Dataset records
____________

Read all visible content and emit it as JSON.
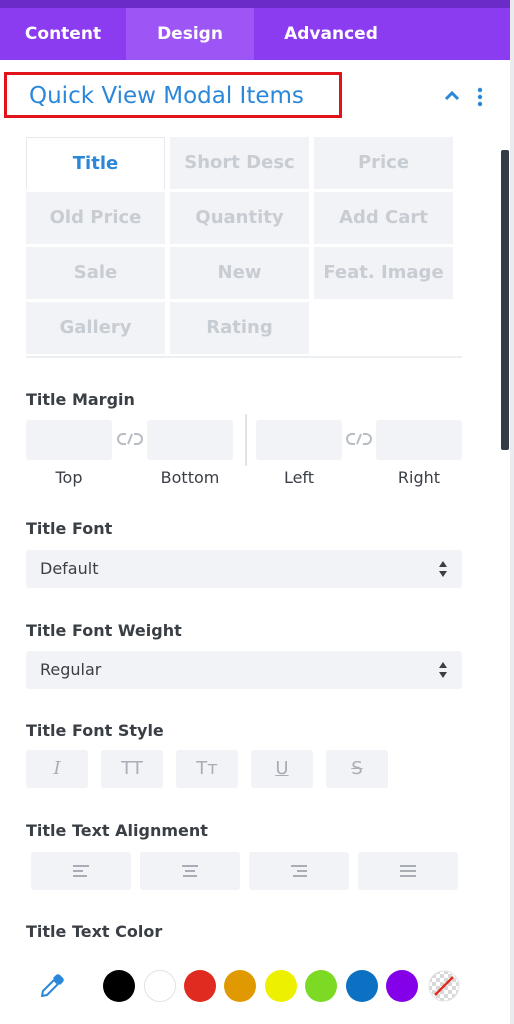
{
  "tabs": {
    "content": "Content",
    "design": "Design",
    "advanced": "Advanced"
  },
  "section": {
    "title": "Quick View Modal Items"
  },
  "subtabs": [
    "Title",
    "Short Desc",
    "Price",
    "Old Price",
    "Quantity",
    "Add Cart",
    "Sale",
    "New",
    "Feat. Image",
    "Gallery",
    "Rating"
  ],
  "margin": {
    "label": "Title Margin",
    "top": "Top",
    "bottom": "Bottom",
    "left": "Left",
    "right": "Right"
  },
  "font": {
    "label": "Title Font",
    "value": "Default"
  },
  "weight": {
    "label": "Title Font Weight",
    "value": "Regular"
  },
  "style": {
    "label": "Title Font Style",
    "buttons": [
      "I",
      "TT",
      "Tт",
      "U",
      "S"
    ]
  },
  "alignment": {
    "label": "Title Text Alignment"
  },
  "color": {
    "label": "Title Text Color",
    "swatches": [
      "#000000",
      "#ffffff",
      "#e02b20",
      "#e09900",
      "#edf000",
      "#7cda24",
      "#0c71c3",
      "#8300e9"
    ]
  },
  "colors": {
    "accent": "#8b3cf0",
    "link": "#2b87da",
    "highlight_border": "#e0131b"
  },
  "icons": {
    "collapse": "chevron-up-icon",
    "menu": "kebab-menu-icon",
    "link": "link-icon",
    "eyedropper": "eyedropper-icon",
    "reset": "no-color-icon"
  }
}
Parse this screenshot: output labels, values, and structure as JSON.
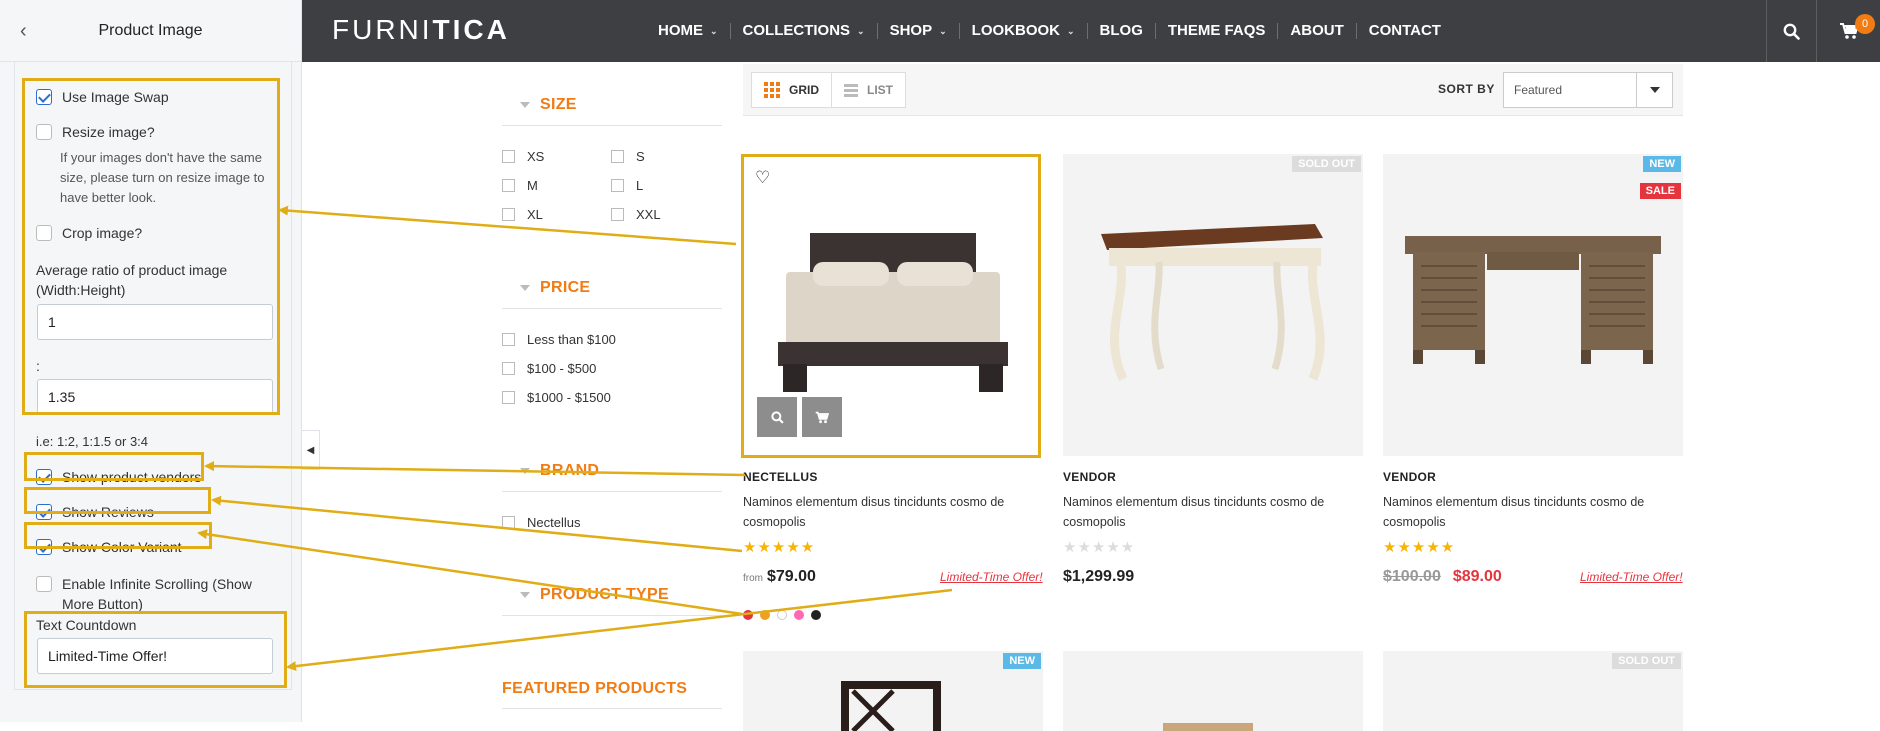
{
  "panel": {
    "title": "Product Image",
    "use_image_swap": "Use Image Swap",
    "resize_image": "Resize image?",
    "resize_help": "If your images don't have the same size, please turn on resize image to have better look.",
    "crop_image": "Crop image?",
    "ratio_label": "Average ratio of product image (Width:Height)",
    "ratio_width": "1",
    "ratio_sep": ":",
    "ratio_height": "1.35",
    "ratio_hint": "i.e: 1:2, 1:1.5 or 3:4",
    "show_vendors": "Show product vendors",
    "show_reviews": "Show Reviews",
    "show_color_variant": "Show Color Variant",
    "infinite_scroll": "Enable Infinite Scrolling (Show More Button)",
    "text_countdown_label": "Text Countdown",
    "text_countdown_value": "Limited-Time Offer!",
    "highlight_color": "#e0ad16"
  },
  "header": {
    "logo_light": "FURNI",
    "logo_bold": "TICA",
    "nav": {
      "home": "HOME",
      "collections": "COLLECTIONS",
      "shop": "SHOP",
      "lookbook": "LOOKBOOK",
      "blog": "BLOG",
      "theme_faqs": "THEME FAQS",
      "about": "ABOUT",
      "contact": "CONTACT"
    },
    "cart_count": "0",
    "bg_color": "#3d3f43"
  },
  "filters": {
    "size_title": "SIZE",
    "sizes": [
      "XS",
      "S",
      "M",
      "L",
      "XL",
      "XXL"
    ],
    "price_title": "PRICE",
    "prices": [
      "Less than $100",
      "$100 - $500",
      "$1000 - $1500"
    ],
    "brand_title": "BRAND",
    "brands": [
      "Nectellus"
    ],
    "product_type_title": "PRODUCT TYPE",
    "featured_title": "FEATURED PRODUCTS",
    "accent_color": "#f07c13"
  },
  "toolbar": {
    "grid_label": "GRID",
    "list_label": "LIST",
    "sort_label": "SORT BY",
    "sort_value": "Featured"
  },
  "products": [
    {
      "vendor": "NECTELLUS",
      "desc": "Naminos elementum disus tincidunts cosmo de cosmopolis",
      "rating": 5,
      "price_from": "from",
      "price": "$79.00",
      "offer": "Limited-Time Offer!"
    },
    {
      "badge": "SOLD OUT",
      "vendor": "VENDOR",
      "desc": "Naminos elementum disus tincidunts cosmo de cosmopolis",
      "rating": 0,
      "price": "$1,299.99"
    },
    {
      "badge_new": "NEW",
      "badge_sale": "SALE",
      "vendor": "VENDOR",
      "desc": "Naminos elementum disus tincidunts cosmo de cosmopolis",
      "rating": 5,
      "old_price": "$100.00",
      "price": "$89.00",
      "offer": "Limited-Time Offer!"
    }
  ],
  "swatches": [
    "#e5343e",
    "#f0a020",
    "#ffffff",
    "#ff69b4",
    "#222222"
  ],
  "row2_badges": [
    "NEW",
    "SOLD OUT"
  ]
}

____________

Request » Leave the images out, please, and restate each line word for word.

Exercise answer »
Read all visible content and emit it as JSON.
{
  "tabs": {
    "content": "Content",
    "design": "Design",
    "advanced": "Advanced"
  },
  "section": {
    "title": "Quick View Modal Items"
  },
  "subtabs": [
    "Title",
    "Short Desc",
    "Price",
    "Old Price",
    "Quantity",
    "Add Cart",
    "Sale",
    "New",
    "Feat. Image",
    "Gallery",
    "Rating"
  ],
  "margin": {
    "label": "Title Margin",
    "top": "Top",
    "bottom": "Bottom",
    "left": "Left",
    "right": "Right"
  },
  "font": {
    "label": "Title Font",
    "value": "Default"
  },
  "weight": {
    "label": "Title Font Weight",
    "value": "Regular"
  },
  "style": {
    "label": "Title Font Style",
    "buttons": [
      "I",
      "TT",
      "Tт",
      "U",
      "S"
    ]
  },
  "alignment": {
    "label": "Title Text Alignment"
  },
  "color": {
    "label": "Title Text Color",
    "swatches": [
      "#000000",
      "#ffffff",
      "#e02b20",
      "#e09900",
      "#edf000",
      "#7cda24",
      "#0c71c3",
      "#8300e9"
    ]
  },
  "colors": {
    "accent": "#8b3cf0",
    "link": "#2b87da",
    "highlight_border": "#e0131b"
  },
  "icons": {
    "collapse": "chevron-up-icon",
    "menu": "kebab-menu-icon",
    "link": "link-icon",
    "eyedropper": "eyedropper-icon",
    "reset": "no-color-icon"
  }
}
Parse this screenshot: output labels, values, and structure as JSON.
{
  "panel": {
    "title": "Product Image",
    "use_image_swap": "Use Image Swap",
    "resize_image": "Resize image?",
    "resize_help": "If your images don't have the same size, please turn on resize image to have better look.",
    "crop_image": "Crop image?",
    "ratio_label": "Average ratio of product image (Width:Height)",
    "ratio_width": "1",
    "ratio_sep": ":",
    "ratio_height": "1.35",
    "ratio_hint": "i.e: 1:2, 1:1.5 or 3:4",
    "show_vendors": "Show product vendors",
    "show_reviews": "Show Reviews",
    "show_color_variant": "Show Color Variant",
    "infinite_scroll": "Enable Infinite Scrolling (Show More Button)",
    "text_countdown_label": "Text Countdown",
    "text_countdown_value": "Limited-Time Offer!",
    "highlight_color": "#e0ad16"
  },
  "header": {
    "logo_light": "FURNI",
    "logo_bold": "TICA",
    "nav": {
      "home": "HOME",
      "collections": "COLLECTIONS",
      "shop": "SHOP",
      "lookbook": "LOOKBOOK",
      "blog": "BLOG",
      "theme_faqs": "THEME FAQS",
      "about": "ABOUT",
      "contact": "CONTACT"
    },
    "cart_count": "0",
    "bg_color": "#3d3f43"
  },
  "filters": {
    "size_title": "SIZE",
    "sizes": [
      "XS",
      "S",
      "M",
      "L",
      "XL",
      "XXL"
    ],
    "price_title": "PRICE",
    "prices": [
      "Less than $100",
      "$100 - $500",
      "$1000 - $1500"
    ],
    "brand_title": "BRAND",
    "brands": [
      "Nectellus"
    ],
    "product_type_title": "PRODUCT TYPE",
    "featured_title": "FEATURED PRODUCTS",
    "accent_color": "#f07c13"
  },
  "toolbar": {
    "grid_label": "GRID",
    "list_label": "LIST",
    "sort_label": "SORT BY",
    "sort_value": "Featured"
  },
  "products": [
    {
      "vendor": "NECTELLUS",
      "desc": "Naminos elementum disus tincidunts cosmo de cosmopolis",
      "rating": 5,
      "price_from": "from",
      "price": "$79.00",
      "offer": "Limited-Time Offer!"
    },
    {
      "badge": "SOLD OUT",
      "vendor": "VENDOR",
      "desc": "Naminos elementum disus tincidunts cosmo de cosmopolis",
      "rating": 0,
      "price": "$1,299.99"
    },
    {
      "badge_new": "NEW",
      "badge_sale": "SALE",
      "vendor": "VENDOR",
      "desc": "Naminos elementum disus tincidunts cosmo de cosmopolis",
      "rating": 5,
      "old_price": "$100.00",
      "price": "$89.00",
      "offer": "Limited-Time Offer!"
    }
  ],
  "swatches": [
    "#e5343e",
    "#f0a020",
    "#ffffff",
    "#ff69b4",
    "#222222"
  ],
  "row2_badges": [
    "NEW",
    "SOLD OUT"
  ]
}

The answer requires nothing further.